** START OF Recorded data **

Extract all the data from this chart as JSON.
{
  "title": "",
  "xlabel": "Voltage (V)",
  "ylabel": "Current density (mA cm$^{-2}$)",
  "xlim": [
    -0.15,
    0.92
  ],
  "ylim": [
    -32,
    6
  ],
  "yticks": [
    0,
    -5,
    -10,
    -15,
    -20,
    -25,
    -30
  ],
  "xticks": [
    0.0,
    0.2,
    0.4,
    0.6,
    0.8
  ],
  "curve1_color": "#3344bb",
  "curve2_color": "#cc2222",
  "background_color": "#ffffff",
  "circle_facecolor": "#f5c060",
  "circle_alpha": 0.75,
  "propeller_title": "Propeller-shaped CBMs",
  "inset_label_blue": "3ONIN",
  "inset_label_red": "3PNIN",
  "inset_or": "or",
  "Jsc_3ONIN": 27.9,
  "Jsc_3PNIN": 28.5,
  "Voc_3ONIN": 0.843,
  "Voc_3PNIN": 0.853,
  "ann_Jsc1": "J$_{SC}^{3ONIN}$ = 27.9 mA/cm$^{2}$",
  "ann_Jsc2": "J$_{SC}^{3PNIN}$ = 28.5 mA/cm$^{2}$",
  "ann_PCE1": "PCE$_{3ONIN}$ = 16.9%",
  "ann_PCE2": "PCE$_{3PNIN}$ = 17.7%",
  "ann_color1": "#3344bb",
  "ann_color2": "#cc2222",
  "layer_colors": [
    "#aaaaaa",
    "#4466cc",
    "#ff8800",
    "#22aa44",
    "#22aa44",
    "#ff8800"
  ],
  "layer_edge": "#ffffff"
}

** END OF Recorded data **

● Direction:
Copy out each line exactly.

● Solution for this task:
Extract all the data from this chart as JSON.
{
  "title": "",
  "xlabel": "Voltage (V)",
  "ylabel": "Current density (mA cm$^{-2}$)",
  "xlim": [
    -0.15,
    0.92
  ],
  "ylim": [
    -32,
    6
  ],
  "yticks": [
    0,
    -5,
    -10,
    -15,
    -20,
    -25,
    -30
  ],
  "xticks": [
    0.0,
    0.2,
    0.4,
    0.6,
    0.8
  ],
  "curve1_color": "#3344bb",
  "curve2_color": "#cc2222",
  "background_color": "#ffffff",
  "circle_facecolor": "#f5c060",
  "circle_alpha": 0.75,
  "propeller_title": "Propeller-shaped CBMs",
  "inset_label_blue": "3ONIN",
  "inset_label_red": "3PNIN",
  "inset_or": "or",
  "Jsc_3ONIN": 27.9,
  "Jsc_3PNIN": 28.5,
  "Voc_3ONIN": 0.843,
  "Voc_3PNIN": 0.853,
  "ann_Jsc1": "J$_{SC}^{3ONIN}$ = 27.9 mA/cm$^{2}$",
  "ann_Jsc2": "J$_{SC}^{3PNIN}$ = 28.5 mA/cm$^{2}$",
  "ann_PCE1": "PCE$_{3ONIN}$ = 16.9%",
  "ann_PCE2": "PCE$_{3PNIN}$ = 17.7%",
  "ann_color1": "#3344bb",
  "ann_color2": "#cc2222",
  "layer_colors": [
    "#aaaaaa",
    "#4466cc",
    "#ff8800",
    "#22aa44",
    "#22aa44",
    "#ff8800"
  ],
  "layer_edge": "#ffffff"
}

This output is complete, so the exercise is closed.